━━━ DATA FOR PROCESSING ━━━

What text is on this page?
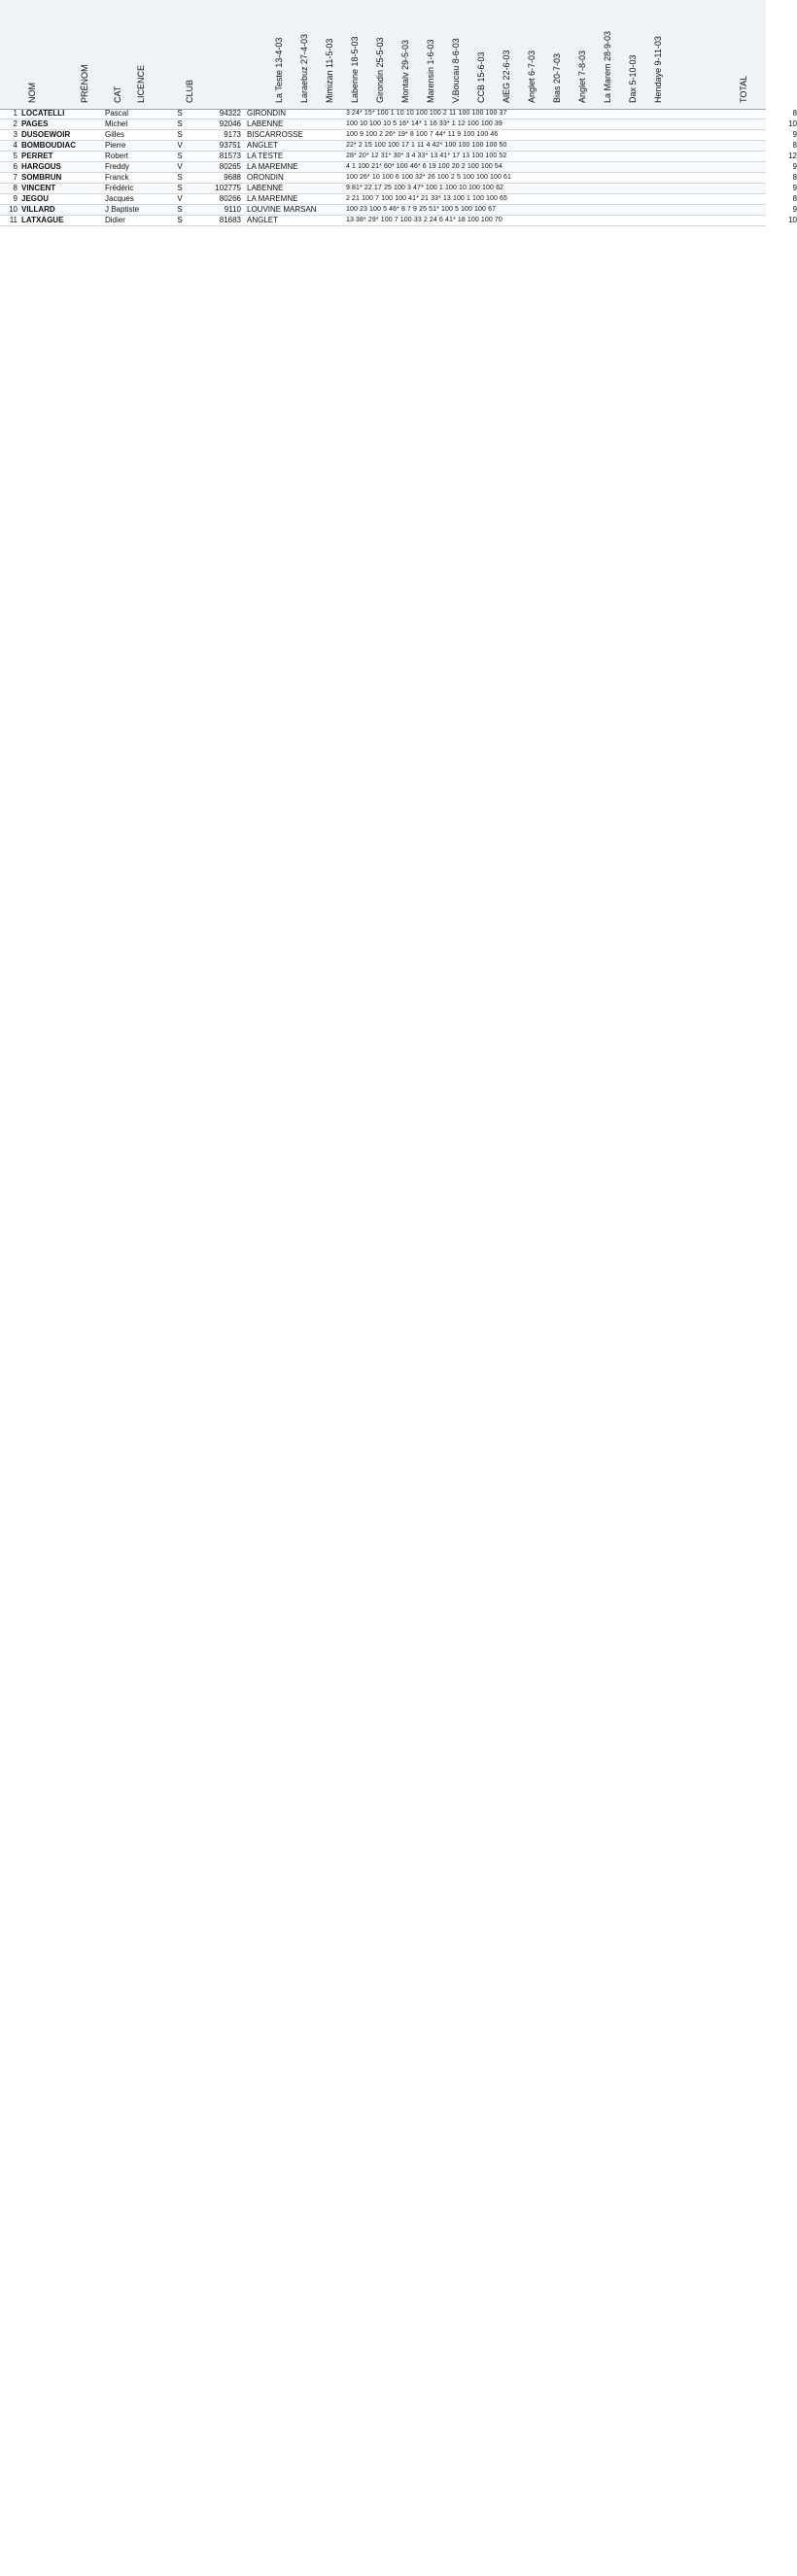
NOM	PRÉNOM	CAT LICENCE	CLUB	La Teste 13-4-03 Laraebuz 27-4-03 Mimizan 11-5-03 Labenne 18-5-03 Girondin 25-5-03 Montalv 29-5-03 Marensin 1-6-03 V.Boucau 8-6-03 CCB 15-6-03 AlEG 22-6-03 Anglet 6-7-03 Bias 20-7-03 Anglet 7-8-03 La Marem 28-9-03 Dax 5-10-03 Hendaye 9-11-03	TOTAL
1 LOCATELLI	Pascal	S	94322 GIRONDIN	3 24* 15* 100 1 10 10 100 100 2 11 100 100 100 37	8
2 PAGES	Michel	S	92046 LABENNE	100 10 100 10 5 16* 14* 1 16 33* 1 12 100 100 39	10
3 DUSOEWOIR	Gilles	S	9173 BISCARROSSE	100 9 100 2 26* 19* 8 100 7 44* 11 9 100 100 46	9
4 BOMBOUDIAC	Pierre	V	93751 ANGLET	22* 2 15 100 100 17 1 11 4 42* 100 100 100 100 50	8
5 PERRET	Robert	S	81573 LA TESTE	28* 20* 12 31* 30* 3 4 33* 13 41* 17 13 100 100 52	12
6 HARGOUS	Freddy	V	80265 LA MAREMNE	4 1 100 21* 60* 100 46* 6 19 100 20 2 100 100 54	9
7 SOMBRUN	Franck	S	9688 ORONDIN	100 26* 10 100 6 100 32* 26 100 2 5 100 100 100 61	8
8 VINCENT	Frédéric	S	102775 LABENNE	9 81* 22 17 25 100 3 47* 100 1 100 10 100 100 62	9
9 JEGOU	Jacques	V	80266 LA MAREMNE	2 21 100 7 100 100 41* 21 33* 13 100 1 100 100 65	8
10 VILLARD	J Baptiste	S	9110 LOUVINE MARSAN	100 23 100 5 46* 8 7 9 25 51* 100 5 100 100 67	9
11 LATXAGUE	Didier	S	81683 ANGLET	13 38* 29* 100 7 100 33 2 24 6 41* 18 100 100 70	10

━━━

WHAT IS NEEDED:
Repeat the data exactly in full, omitting its pictures.

SOLVED PROBLEM:
What text is on this page?
NOM	PRÉNOM	CAT LICENCE	CLUB	La Teste 13-4-03 Laraebuz 27-4-03 Mimizan 11-5-03 Labenne 18-5-03 Girondin 25-5-03 Montalv 29-5-03 Marensin 1-6-03 V.Boucau 8-6-03 CCB 15-6-03 AlEG 22-6-03 Anglet 6-7-03 Bias 20-7-03 Anglet 7-8-03 La Marem 28-9-03 Dax 5-10-03 Hendaye 9-11-03	TOTAL
1 LOCATELLI	Pascal	S	94322 GIRONDIN	3 24* 15* 100 1 10 10 100 100 2 11 100 100 100 37	8
2 PAGES	Michel	S	92046 LABENNE	100 10 100 10 5 16* 14* 1 16 33* 1 12 100 100 39	10
3 DUSOEWOIR	Gilles	S	9173 BISCARROSSE	100 9 100 2 26* 19* 8 100 7 44* 11 9 100 100 46	9
4 BOMBOUDIAC	Pierre	V	93751 ANGLET	22* 2 15 100 100 17 1 11 4 42* 100 100 100 100 50	8
5 PERRET	Robert	S	81573 LA TESTE	28* 20* 12 31* 30* 3 4 33* 13 41* 17 13 100 100 52	12
6 HARGOUS	Freddy	V	80265 LA MAREMNE	4 1 100 21* 60* 100 46* 6 19 100 20 2 100 100 54	9
7 SOMBRUN	Franck	S	9688 ORONDIN	100 26* 10 100 6 100 32* 26 100 2 5 100 100 100 61	8
8 VINCENT	Frédéric	S	102775 LABENNE	9 81* 22 17 25 100 3 47* 100 1 100 10 100 100 62	9
9 JEGOU	Jacques	V	80266 LA MAREMNE	2 21 100 7 100 100 41* 21 33* 13 100 1 100 100 65	8
10 VILLARD	J Baptiste	S	9110 LOUVINE MARSAN	100 23 100 5 46* 8 7 9 25 51* 100 5 100 100 67	9
11 LATXAGUE	Didier	S	81683 ANGLET	13 38* 29* 100 7 100 33 2 24 6 41* 18 100 100 70	10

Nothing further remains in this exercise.